STORED ROWS:
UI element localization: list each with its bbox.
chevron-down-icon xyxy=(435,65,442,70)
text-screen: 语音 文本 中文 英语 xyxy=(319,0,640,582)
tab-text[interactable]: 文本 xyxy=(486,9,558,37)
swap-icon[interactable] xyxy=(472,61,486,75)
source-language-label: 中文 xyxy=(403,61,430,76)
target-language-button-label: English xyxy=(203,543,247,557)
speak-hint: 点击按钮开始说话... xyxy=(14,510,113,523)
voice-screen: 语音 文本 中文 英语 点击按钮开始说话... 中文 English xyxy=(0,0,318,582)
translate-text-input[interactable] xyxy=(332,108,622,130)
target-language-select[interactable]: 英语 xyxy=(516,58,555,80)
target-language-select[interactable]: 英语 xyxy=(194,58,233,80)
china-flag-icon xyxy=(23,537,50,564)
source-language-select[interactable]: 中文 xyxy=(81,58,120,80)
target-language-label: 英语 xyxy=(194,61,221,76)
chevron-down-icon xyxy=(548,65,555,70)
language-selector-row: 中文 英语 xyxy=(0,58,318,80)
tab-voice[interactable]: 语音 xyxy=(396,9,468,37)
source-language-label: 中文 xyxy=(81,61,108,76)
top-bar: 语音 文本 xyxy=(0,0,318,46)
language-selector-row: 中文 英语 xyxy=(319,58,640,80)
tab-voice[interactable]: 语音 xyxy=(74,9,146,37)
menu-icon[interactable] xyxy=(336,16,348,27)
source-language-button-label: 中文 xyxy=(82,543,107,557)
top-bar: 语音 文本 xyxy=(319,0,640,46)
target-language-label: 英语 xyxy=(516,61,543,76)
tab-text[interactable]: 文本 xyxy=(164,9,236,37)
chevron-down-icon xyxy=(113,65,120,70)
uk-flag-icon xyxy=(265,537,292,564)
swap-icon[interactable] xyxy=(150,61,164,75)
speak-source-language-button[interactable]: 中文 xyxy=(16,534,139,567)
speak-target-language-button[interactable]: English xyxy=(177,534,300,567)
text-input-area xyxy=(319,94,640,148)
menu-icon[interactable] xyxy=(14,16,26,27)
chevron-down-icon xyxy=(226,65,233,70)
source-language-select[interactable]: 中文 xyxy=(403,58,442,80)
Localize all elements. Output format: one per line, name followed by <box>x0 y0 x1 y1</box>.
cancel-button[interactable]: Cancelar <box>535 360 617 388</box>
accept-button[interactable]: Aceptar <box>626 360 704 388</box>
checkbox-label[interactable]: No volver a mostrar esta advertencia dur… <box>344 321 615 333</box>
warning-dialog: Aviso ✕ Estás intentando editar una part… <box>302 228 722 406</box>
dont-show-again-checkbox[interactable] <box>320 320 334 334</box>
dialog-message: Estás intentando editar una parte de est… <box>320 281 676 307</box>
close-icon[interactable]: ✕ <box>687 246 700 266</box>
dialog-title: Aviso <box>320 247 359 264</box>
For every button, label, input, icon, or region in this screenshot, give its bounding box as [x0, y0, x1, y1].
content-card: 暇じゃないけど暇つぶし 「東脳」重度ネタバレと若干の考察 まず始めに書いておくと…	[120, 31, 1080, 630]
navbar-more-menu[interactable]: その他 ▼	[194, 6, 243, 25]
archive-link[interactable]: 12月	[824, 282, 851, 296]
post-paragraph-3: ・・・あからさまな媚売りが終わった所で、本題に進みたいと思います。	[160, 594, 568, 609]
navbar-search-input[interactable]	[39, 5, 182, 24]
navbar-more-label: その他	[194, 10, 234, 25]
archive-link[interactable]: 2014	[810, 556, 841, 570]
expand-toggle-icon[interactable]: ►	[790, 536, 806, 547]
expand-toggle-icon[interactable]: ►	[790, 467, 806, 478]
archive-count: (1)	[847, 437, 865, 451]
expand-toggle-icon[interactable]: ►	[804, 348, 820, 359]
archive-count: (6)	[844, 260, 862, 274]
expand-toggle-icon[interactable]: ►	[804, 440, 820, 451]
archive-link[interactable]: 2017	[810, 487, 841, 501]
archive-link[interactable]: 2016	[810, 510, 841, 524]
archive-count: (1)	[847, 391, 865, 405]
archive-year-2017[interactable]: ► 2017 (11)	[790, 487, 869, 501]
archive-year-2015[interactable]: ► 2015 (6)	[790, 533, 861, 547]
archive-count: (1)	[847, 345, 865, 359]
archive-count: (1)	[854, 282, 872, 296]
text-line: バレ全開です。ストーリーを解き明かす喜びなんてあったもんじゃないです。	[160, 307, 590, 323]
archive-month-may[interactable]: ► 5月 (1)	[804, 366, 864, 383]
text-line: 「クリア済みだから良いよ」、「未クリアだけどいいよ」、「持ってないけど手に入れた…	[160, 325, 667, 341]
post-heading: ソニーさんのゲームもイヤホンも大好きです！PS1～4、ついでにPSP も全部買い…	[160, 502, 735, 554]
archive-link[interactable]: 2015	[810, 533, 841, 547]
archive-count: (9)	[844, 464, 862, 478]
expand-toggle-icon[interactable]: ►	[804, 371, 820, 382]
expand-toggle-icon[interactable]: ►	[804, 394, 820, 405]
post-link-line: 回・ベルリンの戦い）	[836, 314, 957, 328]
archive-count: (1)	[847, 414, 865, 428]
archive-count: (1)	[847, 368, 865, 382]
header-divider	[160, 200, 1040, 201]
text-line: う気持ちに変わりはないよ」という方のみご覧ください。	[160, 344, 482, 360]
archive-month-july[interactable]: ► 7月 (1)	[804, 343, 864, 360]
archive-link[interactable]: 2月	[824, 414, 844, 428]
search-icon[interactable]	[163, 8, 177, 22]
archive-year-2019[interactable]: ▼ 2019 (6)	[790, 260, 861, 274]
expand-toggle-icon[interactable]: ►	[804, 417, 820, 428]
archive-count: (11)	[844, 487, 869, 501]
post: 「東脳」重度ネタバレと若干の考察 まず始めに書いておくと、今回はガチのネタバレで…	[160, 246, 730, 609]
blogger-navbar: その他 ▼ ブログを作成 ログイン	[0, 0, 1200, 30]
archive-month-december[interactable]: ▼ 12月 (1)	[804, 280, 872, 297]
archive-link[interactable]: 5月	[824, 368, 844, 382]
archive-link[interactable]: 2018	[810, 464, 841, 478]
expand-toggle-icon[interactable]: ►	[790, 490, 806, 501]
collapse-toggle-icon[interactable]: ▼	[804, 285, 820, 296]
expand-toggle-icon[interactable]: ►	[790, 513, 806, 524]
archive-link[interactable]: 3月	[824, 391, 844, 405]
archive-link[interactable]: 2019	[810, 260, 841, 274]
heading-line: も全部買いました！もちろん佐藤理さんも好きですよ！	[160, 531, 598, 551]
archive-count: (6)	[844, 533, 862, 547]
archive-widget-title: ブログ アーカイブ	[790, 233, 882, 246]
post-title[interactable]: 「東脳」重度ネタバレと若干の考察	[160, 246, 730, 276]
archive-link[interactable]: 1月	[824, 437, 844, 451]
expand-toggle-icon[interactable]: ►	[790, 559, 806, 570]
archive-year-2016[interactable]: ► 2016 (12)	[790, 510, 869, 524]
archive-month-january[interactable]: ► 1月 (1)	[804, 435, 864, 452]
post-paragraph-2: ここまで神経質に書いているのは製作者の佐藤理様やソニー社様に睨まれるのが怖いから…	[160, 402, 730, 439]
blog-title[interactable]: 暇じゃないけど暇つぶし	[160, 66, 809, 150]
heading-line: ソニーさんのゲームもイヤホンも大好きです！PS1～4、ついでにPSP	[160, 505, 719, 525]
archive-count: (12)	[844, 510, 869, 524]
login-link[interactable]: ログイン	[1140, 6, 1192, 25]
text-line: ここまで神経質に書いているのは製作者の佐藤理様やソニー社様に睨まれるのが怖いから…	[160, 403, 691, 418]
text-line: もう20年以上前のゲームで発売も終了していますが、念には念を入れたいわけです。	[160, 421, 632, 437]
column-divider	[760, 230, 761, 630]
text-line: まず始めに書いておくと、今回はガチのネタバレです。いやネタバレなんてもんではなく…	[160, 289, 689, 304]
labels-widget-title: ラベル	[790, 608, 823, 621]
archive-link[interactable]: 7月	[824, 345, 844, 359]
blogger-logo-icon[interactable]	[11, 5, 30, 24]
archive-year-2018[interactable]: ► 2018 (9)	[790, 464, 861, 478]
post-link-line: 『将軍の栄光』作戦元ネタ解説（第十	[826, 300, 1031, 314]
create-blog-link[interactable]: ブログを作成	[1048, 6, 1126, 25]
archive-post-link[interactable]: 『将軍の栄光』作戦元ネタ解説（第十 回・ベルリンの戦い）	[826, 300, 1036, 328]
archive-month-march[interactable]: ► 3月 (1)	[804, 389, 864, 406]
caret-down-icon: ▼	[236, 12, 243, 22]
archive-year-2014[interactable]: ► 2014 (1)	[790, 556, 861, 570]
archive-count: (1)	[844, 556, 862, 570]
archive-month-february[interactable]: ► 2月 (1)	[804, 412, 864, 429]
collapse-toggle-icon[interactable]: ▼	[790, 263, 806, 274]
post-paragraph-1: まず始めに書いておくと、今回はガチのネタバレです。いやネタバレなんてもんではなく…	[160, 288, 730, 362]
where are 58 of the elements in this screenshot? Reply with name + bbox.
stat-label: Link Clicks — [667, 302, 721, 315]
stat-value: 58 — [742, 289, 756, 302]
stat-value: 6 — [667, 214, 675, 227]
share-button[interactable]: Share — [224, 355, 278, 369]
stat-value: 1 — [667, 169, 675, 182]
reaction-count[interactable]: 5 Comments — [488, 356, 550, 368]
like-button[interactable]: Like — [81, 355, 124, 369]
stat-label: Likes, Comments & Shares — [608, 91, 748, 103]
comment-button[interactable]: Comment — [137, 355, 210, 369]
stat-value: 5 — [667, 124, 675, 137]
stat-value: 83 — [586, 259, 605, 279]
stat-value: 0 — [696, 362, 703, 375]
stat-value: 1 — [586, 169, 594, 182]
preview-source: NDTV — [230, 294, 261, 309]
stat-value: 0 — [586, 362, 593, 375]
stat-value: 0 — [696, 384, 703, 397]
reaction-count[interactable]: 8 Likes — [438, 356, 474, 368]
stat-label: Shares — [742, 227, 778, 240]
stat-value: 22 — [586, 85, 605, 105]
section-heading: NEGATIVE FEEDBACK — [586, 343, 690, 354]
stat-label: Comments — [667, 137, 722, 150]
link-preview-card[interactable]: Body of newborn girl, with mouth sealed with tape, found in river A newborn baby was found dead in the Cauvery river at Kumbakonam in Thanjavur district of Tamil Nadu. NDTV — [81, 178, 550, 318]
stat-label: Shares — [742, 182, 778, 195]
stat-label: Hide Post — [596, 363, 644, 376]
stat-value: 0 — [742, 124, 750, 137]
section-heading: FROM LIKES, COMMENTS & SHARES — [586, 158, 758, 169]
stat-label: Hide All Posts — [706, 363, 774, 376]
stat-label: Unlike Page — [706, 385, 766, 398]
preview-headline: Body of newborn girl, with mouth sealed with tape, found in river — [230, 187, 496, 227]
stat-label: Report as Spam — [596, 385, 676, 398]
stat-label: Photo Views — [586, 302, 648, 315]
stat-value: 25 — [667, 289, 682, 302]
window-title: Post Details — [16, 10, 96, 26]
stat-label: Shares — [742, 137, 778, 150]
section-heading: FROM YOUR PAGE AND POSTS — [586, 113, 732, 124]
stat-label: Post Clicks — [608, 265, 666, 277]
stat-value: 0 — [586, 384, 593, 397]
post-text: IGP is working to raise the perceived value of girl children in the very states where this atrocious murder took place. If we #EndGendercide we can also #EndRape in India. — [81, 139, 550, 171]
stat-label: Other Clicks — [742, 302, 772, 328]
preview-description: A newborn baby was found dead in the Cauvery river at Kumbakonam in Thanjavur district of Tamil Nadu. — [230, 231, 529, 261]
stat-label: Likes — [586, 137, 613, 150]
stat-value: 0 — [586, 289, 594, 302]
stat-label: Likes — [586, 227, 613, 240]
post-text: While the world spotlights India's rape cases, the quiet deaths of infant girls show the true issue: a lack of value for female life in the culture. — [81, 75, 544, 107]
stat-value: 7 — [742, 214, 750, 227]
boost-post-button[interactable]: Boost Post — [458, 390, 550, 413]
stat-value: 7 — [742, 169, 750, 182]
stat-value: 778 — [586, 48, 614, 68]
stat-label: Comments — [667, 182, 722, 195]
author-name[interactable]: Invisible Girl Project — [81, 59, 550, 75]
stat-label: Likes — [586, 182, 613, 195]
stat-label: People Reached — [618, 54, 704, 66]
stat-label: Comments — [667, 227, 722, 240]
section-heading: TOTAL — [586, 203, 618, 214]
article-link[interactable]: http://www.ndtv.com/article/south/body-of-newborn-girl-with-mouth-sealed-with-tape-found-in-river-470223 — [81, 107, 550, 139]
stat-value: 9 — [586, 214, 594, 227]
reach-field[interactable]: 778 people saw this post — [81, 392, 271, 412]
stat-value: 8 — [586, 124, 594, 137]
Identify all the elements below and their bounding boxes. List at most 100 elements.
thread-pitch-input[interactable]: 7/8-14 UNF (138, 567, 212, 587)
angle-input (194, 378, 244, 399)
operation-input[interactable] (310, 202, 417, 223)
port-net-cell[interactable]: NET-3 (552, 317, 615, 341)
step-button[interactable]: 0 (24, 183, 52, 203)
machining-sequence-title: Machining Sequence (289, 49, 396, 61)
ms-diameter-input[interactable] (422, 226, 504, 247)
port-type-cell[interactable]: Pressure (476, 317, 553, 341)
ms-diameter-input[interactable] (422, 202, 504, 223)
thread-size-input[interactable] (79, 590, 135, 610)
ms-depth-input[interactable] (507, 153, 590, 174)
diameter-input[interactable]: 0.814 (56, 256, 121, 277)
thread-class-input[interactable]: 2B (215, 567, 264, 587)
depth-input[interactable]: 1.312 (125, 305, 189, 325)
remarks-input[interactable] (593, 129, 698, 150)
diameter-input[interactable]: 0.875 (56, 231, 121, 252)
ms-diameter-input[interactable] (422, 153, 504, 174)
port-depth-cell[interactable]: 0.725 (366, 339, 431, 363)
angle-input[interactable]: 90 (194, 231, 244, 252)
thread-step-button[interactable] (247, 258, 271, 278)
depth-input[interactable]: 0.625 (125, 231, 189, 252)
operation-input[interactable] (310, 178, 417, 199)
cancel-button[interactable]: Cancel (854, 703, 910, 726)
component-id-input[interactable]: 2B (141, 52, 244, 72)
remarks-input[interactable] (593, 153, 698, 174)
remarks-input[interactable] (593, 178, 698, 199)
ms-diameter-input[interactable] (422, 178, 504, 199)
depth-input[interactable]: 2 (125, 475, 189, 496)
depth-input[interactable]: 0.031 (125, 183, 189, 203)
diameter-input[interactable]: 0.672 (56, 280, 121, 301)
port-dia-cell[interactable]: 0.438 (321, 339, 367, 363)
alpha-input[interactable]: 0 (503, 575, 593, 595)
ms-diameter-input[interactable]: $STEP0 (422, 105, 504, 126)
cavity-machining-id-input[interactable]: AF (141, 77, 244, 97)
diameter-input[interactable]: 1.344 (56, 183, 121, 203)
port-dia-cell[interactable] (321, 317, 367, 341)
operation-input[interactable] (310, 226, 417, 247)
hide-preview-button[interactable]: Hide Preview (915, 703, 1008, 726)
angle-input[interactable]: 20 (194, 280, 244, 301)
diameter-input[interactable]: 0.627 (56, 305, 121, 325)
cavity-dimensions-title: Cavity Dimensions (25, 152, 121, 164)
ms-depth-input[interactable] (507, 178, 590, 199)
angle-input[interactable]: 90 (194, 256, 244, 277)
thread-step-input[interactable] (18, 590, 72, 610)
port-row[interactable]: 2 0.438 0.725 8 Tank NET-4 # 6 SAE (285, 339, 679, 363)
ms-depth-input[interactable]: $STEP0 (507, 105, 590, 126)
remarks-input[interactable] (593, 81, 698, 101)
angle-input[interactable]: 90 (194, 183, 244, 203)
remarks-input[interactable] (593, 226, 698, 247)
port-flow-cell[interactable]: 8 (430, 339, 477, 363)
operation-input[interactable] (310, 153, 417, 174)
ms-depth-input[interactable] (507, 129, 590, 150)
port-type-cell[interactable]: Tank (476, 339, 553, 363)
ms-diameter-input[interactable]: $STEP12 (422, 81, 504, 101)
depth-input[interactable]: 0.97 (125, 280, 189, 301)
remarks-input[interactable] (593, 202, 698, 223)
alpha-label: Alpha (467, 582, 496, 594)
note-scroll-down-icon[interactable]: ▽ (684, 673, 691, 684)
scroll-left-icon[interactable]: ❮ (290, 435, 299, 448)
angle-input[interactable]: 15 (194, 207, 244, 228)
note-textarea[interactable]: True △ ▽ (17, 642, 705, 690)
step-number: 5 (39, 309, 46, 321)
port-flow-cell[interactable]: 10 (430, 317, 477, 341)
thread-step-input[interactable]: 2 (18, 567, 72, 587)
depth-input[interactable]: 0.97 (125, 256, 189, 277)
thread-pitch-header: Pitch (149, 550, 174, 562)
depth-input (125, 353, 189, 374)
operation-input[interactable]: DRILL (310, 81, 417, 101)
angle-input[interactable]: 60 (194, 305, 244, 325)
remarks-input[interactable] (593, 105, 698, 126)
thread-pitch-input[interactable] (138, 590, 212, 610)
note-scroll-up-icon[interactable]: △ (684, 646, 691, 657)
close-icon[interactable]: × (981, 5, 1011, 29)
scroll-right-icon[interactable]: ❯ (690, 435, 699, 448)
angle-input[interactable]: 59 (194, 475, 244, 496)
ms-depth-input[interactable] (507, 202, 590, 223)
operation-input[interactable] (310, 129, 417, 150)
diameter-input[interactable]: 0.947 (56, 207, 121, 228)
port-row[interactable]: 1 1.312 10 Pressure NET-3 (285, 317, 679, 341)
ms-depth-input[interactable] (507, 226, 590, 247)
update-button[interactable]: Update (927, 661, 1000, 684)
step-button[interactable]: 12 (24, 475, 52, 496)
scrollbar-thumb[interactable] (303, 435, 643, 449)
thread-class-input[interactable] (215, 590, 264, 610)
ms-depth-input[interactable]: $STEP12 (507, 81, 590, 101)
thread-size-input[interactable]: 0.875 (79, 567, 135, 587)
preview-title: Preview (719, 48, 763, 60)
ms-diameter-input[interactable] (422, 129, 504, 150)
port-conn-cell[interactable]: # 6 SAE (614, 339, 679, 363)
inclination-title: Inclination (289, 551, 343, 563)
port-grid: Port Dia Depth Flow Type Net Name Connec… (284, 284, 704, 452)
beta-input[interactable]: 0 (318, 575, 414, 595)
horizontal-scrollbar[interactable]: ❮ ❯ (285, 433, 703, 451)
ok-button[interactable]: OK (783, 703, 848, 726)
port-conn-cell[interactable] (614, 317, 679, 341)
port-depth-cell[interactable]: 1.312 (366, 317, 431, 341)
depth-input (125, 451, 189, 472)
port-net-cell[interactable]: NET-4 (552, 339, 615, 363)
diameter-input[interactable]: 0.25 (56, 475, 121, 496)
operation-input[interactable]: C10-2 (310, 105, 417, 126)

YOUR INSTRUCTIONS: Rewrite the items from the very first line through the line containing "top-bar: 语音 文本 xyxy=(0,0,318,46)", replacing "chevron-down-icon" with "dropdown-arrow-icon" and leaving everything else unchanged.

THE SOLUTION:
UI element localization: list each with its bbox.
dropdown-arrow-icon xyxy=(435,65,442,70)
text-screen: 语音 文本 中文 英语 xyxy=(319,0,640,582)
tab-text[interactable]: 文本 xyxy=(486,9,558,37)
swap-icon[interactable] xyxy=(472,61,486,75)
source-language-label: 中文 xyxy=(403,61,430,76)
target-language-button-label: English xyxy=(203,543,247,557)
speak-hint: 点击按钮开始说话... xyxy=(14,510,113,523)
voice-screen: 语音 文本 中文 英语 点击按钮开始说话... 中文 English xyxy=(0,0,318,582)
translate-text-input[interactable] xyxy=(332,108,622,130)
target-language-select[interactable]: 英语 xyxy=(516,58,555,80)
target-language-select[interactable]: 英语 xyxy=(194,58,233,80)
china-flag-icon xyxy=(23,537,50,564)
source-language-select[interactable]: 中文 xyxy=(81,58,120,80)
target-language-label: 英语 xyxy=(194,61,221,76)
dropdown-arrow-icon xyxy=(548,65,555,70)
language-selector-row: 中文 英语 xyxy=(0,58,318,80)
tab-voice[interactable]: 语音 xyxy=(396,9,468,37)
source-language-label: 中文 xyxy=(81,61,108,76)
top-bar: 语音 文本 xyxy=(0,0,318,46)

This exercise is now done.